- **Exercise task**: Look through the listing and locate every line containing the word "text"; copy those lines.

- **The data**:
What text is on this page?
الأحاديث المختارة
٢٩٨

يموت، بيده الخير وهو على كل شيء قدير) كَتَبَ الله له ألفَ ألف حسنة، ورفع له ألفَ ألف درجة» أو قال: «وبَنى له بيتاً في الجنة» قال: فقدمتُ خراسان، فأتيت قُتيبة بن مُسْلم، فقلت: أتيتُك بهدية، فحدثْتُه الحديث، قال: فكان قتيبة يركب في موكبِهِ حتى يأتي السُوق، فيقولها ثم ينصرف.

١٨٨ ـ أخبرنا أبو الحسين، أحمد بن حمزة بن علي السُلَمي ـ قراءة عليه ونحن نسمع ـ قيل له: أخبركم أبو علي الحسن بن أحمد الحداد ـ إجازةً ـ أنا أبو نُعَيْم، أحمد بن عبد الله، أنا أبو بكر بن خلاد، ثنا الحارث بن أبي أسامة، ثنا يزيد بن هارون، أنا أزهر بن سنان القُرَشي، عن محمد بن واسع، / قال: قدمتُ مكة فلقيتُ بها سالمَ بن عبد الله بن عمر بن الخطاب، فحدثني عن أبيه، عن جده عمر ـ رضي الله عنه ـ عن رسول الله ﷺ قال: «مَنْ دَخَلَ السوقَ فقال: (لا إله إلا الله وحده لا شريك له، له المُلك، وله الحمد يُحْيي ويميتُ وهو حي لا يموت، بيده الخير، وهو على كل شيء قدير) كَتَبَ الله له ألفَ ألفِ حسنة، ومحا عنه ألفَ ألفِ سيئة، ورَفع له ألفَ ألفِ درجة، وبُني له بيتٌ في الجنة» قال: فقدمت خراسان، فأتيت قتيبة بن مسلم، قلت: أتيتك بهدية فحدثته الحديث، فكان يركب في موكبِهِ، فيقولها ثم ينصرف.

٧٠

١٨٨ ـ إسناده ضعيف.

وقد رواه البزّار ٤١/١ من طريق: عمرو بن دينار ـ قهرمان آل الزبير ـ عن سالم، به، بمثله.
* * *
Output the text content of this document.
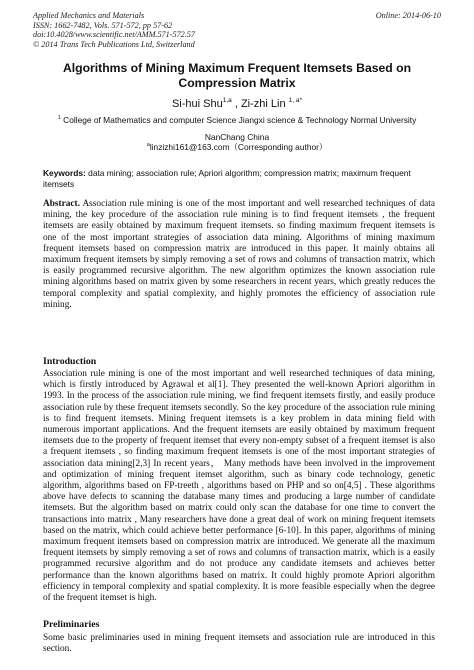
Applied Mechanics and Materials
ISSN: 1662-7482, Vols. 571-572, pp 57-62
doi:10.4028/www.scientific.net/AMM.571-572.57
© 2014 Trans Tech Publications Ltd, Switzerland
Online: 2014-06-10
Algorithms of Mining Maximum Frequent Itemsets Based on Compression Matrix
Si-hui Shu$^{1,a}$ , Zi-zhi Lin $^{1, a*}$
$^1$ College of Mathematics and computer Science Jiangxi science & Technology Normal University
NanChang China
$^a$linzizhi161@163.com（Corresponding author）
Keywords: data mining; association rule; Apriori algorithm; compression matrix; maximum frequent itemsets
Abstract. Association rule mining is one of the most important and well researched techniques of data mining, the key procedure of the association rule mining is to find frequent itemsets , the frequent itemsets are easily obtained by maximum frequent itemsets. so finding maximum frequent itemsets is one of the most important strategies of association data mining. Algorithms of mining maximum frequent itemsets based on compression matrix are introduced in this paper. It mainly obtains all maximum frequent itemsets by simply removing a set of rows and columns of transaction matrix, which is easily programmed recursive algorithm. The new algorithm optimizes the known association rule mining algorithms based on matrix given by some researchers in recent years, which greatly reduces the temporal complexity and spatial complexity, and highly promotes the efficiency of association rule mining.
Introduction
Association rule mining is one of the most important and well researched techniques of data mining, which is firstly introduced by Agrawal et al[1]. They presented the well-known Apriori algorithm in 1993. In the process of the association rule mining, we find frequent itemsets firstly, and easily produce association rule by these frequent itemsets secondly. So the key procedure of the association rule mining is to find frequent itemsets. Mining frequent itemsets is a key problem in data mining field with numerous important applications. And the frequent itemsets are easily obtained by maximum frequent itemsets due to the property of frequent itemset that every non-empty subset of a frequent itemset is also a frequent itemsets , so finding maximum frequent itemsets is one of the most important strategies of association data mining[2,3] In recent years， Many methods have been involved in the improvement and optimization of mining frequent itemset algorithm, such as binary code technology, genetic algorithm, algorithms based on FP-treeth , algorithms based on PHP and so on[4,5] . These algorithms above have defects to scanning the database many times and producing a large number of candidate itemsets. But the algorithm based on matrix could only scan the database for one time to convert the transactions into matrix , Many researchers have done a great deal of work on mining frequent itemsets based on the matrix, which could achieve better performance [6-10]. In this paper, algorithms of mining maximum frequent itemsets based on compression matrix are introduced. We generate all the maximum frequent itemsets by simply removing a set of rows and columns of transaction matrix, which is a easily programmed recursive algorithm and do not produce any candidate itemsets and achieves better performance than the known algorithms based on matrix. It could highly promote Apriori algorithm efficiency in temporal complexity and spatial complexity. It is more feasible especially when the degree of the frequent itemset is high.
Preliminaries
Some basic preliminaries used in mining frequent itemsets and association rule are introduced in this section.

- **Response below**:
What text is on this page?
Output the text content of this document.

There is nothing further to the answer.